#### [WRITTEN REQUEST]
Write out the data again in full, exactly as it reads.
-------- SUPPLIED INFORMATION --------
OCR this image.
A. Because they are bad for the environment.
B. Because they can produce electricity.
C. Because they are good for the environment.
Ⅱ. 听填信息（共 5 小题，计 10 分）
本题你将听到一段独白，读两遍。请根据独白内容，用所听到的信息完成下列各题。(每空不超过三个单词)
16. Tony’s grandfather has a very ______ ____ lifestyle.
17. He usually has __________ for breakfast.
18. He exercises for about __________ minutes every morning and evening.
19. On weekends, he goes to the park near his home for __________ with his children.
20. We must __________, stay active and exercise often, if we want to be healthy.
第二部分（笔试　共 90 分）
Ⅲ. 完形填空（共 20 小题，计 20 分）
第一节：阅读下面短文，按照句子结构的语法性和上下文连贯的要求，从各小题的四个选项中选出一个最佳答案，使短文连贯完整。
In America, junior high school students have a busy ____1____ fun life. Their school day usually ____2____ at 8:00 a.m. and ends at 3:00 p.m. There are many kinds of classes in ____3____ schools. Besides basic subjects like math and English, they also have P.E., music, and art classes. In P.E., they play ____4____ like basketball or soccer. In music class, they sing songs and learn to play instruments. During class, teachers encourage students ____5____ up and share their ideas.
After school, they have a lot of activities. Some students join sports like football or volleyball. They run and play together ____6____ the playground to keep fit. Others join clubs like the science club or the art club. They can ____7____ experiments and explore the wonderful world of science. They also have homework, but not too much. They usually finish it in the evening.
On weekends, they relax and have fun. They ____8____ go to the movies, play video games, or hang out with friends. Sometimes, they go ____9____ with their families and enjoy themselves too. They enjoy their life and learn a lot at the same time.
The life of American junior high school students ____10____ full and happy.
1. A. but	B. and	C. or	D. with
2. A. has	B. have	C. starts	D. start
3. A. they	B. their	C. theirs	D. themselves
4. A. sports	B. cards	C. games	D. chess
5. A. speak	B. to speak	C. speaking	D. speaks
--------
#### [THE COMPLETED TASK]
OCR this image.
A. Because they are bad for the environment.
B. Because they can produce electricity.
C. Because they are good for the environment.
Ⅱ. 听填信息（共 5 小题，计 10 分）
本题你将听到一段独白，读两遍。请根据独白内容，用所听到的信息完成下列各题。(每空不超过三个单词)
16. Tony’s grandfather has a very ______ ____ lifestyle.
17. He usually has __________ for breakfast.
18. He exercises for about __________ minutes every morning and evening.
19. On weekends, he goes to the park near his home for __________ with his children.
20. We must __________, stay active and exercise often, if we want to be healthy.
第二部分（笔试　共 90 分）
Ⅲ. 完形填空（共 20 小题，计 20 分）
第一节：阅读下面短文，按照句子结构的语法性和上下文连贯的要求，从各小题的四个选项中选出一个最佳答案，使短文连贯完整。
In America, junior high school students have a busy ____1____ fun life. Their school day usually ____2____ at 8:00 a.m. and ends at 3:00 p.m. There are many kinds of classes in ____3____ schools. Besides basic subjects like math and English, they also have P.E., music, and art classes. In P.E., they play ____4____ like basketball or soccer. In music class, they sing songs and learn to play instruments. During class, teachers encourage students ____5____ up and share their ideas.
After school, they have a lot of activities. Some students join sports like football or volleyball. They run and play together ____6____ the playground to keep fit. Others join clubs like the science club or the art club. They can ____7____ experiments and explore the wonderful world of science. They also have homework, but not too much. They usually finish it in the evening.
On weekends, they relax and have fun. They ____8____ go to the movies, play video games, or hang out with friends. Sometimes, they go ____9____ with their families and enjoy themselves too. They enjoy their life and learn a lot at the same time.
The life of American junior high school students ____10____ full and happy.
1. A. but	B. and	C. or	D. with
2. A. has	B. have	C. starts	D. start
3. A. they	B. their	C. theirs	D. themselves
4. A. sports	B. cards	C. games	D. chess
5. A. speak	B. to speak	C. speaking	D. speaks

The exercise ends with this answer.